» Problem details:
Each entry below is to be copied out exactly and in full.

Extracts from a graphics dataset
───
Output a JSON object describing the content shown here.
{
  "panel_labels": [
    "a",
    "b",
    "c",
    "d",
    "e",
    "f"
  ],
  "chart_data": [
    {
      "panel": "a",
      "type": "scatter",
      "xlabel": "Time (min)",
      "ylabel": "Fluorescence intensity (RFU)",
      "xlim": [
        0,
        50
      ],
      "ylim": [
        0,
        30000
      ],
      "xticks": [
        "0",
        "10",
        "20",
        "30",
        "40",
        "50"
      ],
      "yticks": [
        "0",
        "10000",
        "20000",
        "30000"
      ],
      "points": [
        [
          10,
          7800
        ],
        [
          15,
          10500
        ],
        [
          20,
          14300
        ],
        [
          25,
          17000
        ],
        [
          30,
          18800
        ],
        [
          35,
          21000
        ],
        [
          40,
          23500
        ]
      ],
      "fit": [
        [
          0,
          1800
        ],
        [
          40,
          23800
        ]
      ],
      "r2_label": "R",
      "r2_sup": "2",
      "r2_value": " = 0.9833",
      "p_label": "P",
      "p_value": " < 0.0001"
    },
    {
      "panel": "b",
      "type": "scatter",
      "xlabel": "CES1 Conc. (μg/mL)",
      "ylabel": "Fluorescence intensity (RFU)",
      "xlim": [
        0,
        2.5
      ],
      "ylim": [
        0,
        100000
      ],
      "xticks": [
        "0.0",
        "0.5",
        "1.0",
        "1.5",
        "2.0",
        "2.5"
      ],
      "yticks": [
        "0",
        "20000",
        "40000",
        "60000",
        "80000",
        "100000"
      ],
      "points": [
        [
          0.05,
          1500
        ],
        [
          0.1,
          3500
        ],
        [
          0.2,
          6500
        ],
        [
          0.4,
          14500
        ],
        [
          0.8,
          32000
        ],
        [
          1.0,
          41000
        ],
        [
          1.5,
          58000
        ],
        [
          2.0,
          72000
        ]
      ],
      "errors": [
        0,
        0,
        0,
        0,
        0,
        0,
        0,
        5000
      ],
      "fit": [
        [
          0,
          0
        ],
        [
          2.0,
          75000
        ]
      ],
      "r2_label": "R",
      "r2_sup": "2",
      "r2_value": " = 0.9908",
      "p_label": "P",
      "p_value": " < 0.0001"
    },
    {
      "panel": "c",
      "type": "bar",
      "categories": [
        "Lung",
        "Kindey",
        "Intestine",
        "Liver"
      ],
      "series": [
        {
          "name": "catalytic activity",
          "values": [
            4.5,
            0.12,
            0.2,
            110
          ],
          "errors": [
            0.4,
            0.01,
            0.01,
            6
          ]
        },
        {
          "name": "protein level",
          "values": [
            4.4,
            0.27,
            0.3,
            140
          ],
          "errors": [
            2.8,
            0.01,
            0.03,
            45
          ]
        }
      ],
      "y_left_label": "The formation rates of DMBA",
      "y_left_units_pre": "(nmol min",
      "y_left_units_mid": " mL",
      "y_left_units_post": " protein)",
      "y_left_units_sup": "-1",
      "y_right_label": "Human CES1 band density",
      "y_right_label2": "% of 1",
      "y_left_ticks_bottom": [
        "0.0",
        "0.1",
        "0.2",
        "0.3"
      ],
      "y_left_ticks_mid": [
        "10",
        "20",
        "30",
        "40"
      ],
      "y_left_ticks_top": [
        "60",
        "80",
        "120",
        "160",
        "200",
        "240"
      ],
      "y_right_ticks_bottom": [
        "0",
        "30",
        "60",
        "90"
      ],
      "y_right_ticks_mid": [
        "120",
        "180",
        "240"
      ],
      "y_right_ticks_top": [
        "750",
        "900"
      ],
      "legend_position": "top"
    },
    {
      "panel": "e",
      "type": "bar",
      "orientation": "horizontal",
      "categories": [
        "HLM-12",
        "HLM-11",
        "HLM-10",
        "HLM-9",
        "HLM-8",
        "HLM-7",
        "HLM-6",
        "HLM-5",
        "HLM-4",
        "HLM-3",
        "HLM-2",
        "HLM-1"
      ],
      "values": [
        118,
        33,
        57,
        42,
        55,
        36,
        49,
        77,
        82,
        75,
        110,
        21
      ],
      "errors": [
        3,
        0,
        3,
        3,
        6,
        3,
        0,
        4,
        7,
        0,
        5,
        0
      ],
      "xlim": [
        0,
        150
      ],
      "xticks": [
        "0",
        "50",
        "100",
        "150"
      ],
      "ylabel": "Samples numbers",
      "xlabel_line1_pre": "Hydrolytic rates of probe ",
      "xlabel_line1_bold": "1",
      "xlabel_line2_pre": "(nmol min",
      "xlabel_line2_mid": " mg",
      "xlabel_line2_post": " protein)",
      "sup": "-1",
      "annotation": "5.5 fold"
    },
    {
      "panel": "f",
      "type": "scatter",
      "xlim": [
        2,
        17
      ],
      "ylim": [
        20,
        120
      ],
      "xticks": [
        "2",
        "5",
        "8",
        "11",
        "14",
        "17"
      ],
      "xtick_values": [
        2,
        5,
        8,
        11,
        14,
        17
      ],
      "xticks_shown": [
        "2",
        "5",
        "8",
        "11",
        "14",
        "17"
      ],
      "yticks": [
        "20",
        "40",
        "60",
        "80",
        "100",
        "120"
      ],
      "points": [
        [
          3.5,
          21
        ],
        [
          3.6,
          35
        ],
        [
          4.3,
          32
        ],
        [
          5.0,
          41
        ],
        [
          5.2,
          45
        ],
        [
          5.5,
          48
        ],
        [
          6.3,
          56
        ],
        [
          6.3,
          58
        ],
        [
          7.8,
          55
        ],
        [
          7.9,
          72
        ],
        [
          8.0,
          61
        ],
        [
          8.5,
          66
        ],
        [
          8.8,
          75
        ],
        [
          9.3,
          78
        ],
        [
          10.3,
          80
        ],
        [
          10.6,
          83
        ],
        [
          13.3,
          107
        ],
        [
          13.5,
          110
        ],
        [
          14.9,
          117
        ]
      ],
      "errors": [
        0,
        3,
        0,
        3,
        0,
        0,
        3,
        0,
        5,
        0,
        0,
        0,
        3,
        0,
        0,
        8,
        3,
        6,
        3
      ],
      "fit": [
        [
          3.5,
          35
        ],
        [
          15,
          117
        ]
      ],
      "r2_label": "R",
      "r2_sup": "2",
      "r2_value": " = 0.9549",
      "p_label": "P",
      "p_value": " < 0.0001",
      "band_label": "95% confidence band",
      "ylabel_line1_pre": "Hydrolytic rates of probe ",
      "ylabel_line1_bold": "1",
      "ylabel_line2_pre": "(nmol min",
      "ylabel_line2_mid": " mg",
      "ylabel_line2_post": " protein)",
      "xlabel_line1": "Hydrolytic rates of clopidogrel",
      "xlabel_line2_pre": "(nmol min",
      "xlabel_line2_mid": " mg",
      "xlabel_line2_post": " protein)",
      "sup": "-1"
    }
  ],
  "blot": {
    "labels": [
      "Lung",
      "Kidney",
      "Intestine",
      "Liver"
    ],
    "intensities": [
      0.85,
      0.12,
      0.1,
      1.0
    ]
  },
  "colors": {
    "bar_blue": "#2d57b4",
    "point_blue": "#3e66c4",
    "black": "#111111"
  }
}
───
» Result:
Output a JSON object describing the content shown here.
{
  "panel_labels": [
    "a",
    "b",
    "c",
    "d",
    "e",
    "f"
  ],
  "chart_data": [
    {
      "panel": "a",
      "type": "scatter",
      "xlabel": "Time (min)",
      "ylabel": "Fluorescence intensity (RFU)",
      "xlim": [
        0,
        50
      ],
      "ylim": [
        0,
        30000
      ],
      "xticks": [
        "0",
        "10",
        "20",
        "30",
        "40",
        "50"
      ],
      "yticks": [
        "0",
        "10000",
        "20000",
        "30000"
      ],
      "points": [
        [
          10,
          7800
        ],
        [
          15,
          10500
        ],
        [
          20,
          14300
        ],
        [
          25,
          17000
        ],
        [
          30,
          18800
        ],
        [
          35,
          21000
        ],
        [
          40,
          23500
        ]
      ],
      "fit": [
        [
          0,
          1800
        ],
        [
          40,
          23800
        ]
      ],
      "r2_label": "R",
      "r2_sup": "2",
      "r2_value": " = 0.9833",
      "p_label": "P",
      "p_value": " < 0.0001"
    },
    {
      "panel": "b",
      "type": "scatter",
      "xlabel": "CES1 Conc. (μg/mL)",
      "ylabel": "Fluorescence intensity (RFU)",
      "xlim": [
        0,
        2.5
      ],
      "ylim": [
        0,
        100000
      ],
      "xticks": [
        "0.0",
        "0.5",
        "1.0",
        "1.5",
        "2.0",
        "2.5"
      ],
      "yticks": [
        "0",
        "20000",
        "40000",
        "60000",
        "80000",
        "100000"
      ],
      "points": [
        [
          0.05,
          1500
        ],
        [
          0.1,
          3500
        ],
        [
          0.2,
          6500
        ],
        [
          0.4,
          14500
        ],
        [
          0.8,
          32000
        ],
        [
          1.0,
          41000
        ],
        [
          1.5,
          58000
        ],
        [
          2.0,
          72000
        ]
      ],
      "errors": [
        0,
        0,
        0,
        0,
        0,
        0,
        0,
        5000
      ],
      "fit": [
        [
          0,
          0
        ],
        [
          2.0,
          75000
        ]
      ],
      "r2_label": "R",
      "r2_sup": "2",
      "r2_value": " = 0.9908",
      "p_label": "P",
      "p_value": " < 0.0001"
    },
    {
      "panel": "c",
      "type": "bar",
      "categories": [
        "Lung",
        "Kindey",
        "Intestine",
        "Liver"
      ],
      "series": [
        {
          "name": "catalytic activity",
          "values": [
            4.5,
            0.12,
            0.2,
            110
          ],
          "errors": [
            0.4,
            0.01,
            0.01,
            6
          ]
        },
        {
          "name": "protein level",
          "values": [
            4.4,
            0.27,
            0.3,
            140
          ],
          "errors": [
            2.8,
            0.01,
            0.03,
            45
          ]
        }
      ],
      "y_left_label": "The formation rates of DMBA",
      "y_left_units_pre": "(nmol min",
      "y_left_units_mid": " mL",
      "y_left_units_post": " protein)",
      "y_left_units_sup": "-1",
      "y_right_label": "Human CES1 band density",
      "y_right_label2": "% of 1",
      "y_left_ticks_bottom": [
        "0.0",
        "0.1",
        "0.2",
        "0.3"
      ],
      "y_left_ticks_mid": [
        "10",
        "20",
        "30",
        "40"
      ],
      "y_left_ticks_top": [
        "60",
        "80",
        "120",
        "160",
        "200",
        "240"
      ],
      "y_right_ticks_bottom": [
        "0",
        "30",
        "60",
        "90"
      ],
      "y_right_ticks_mid": [
        "120",
        "180",
        "240"
      ],
      "y_right_ticks_top": [
        "750",
        "900"
      ],
      "legend_position": "top"
    },
    {
      "panel": "e",
      "type": "bar",
      "orientation": "horizontal",
      "categories": [
        "HLM-12",
        "HLM-11",
        "HLM-10",
        "HLM-9",
        "HLM-8",
        "HLM-7",
        "HLM-6",
        "HLM-5",
        "HLM-4",
        "HLM-3",
        "HLM-2",
        "HLM-1"
      ],
      "values": [
        118,
        33,
        57,
        42,
        55,
        36,
        49,
        77,
        82,
        75,
        110,
        21
      ],
      "errors": [
        3,
        0,
        3,
        3,
        6,
        3,
        0,
        4,
        7,
        0,
        5,
        0
      ],
      "xlim": [
        0,
        150
      ],
      "xticks": [
        "0",
        "50",
        "100",
        "150"
      ],
      "ylabel": "Samples numbers",
      "xlabel_line1_pre": "Hydrolytic rates of probe ",
      "xlabel_line1_bold": "1",
      "xlabel_line2_pre": "(nmol min",
      "xlabel_line2_mid": " mg",
      "xlabel_line2_post": " protein)",
      "sup": "-1",
      "annotation": "5.5 fold"
    },
    {
      "panel": "f",
      "type": "scatter",
      "xlim": [
        2,
        17
      ],
      "ylim": [
        20,
        120
      ],
      "xticks": [
        "2",
        "5",
        "8",
        "11",
        "14",
        "17"
      ],
      "xtick_values": [
        2,
        5,
        8,
        11,
        14,
        17
      ],
      "xticks_shown": [
        "2",
        "5",
        "8",
        "11",
        "14",
        "17"
      ],
      "yticks": [
        "20",
        "40",
        "60",
        "80",
        "100",
        "120"
      ],
      "points": [
        [
          3.5,
          21
        ],
        [
          3.6,
          35
        ],
        [
          4.3,
          32
        ],
        [
          5.0,
          41
        ],
        [
          5.2,
          45
        ],
        [
          5.5,
          48
        ],
        [
          6.3,
          56
        ],
        [
          6.3,
          58
        ],
        [
          7.8,
          55
        ],
        [
          7.9,
          72
        ],
        [
          8.0,
          61
        ],
        [
          8.5,
          66
        ],
        [
          8.8,
          75
        ],
        [
          9.3,
          78
        ],
        [
          10.3,
          80
        ],
        [
          10.6,
          83
        ],
        [
          13.3,
          107
        ],
        [
          13.5,
          110
        ],
        [
          14.9,
          117
        ]
      ],
      "errors": [
        0,
        3,
        0,
        3,
        0,
        0,
        3,
        0,
        5,
        0,
        0,
        0,
        3,
        0,
        0,
        8,
        3,
        6,
        3
      ],
      "fit": [
        [
          3.5,
          35
        ],
        [
          15,
          117
        ]
      ],
      "r2_label": "R",
      "r2_sup": "2",
      "r2_value": " = 0.9549",
      "p_label": "P",
      "p_value": " < 0.0001",
      "band_label": "95% confidence band",
      "ylabel_line1_pre": "Hydrolytic rates of probe ",
      "ylabel_line1_bold": "1",
      "ylabel_line2_pre": "(nmol min",
      "ylabel_line2_mid": " mg",
      "ylabel_line2_post": " protein)",
      "xlabel_line1": "Hydrolytic rates of clopidogrel",
      "xlabel_line2_pre": "(nmol min",
      "xlabel_line2_mid": " mg",
      "xlabel_line2_post": " protein)",
      "sup": "-1"
    }
  ],
  "blot": {
    "labels": [
      "Lung",
      "Kidney",
      "Intestine",
      "Liver"
    ],
    "intensities": [
      0.85,
      0.12,
      0.1,
      1.0
    ]
  },
  "colors": {
    "bar_blue": "#2d57b4",
    "point_blue": "#3e66c4",
    "black": "#111111"
  }
}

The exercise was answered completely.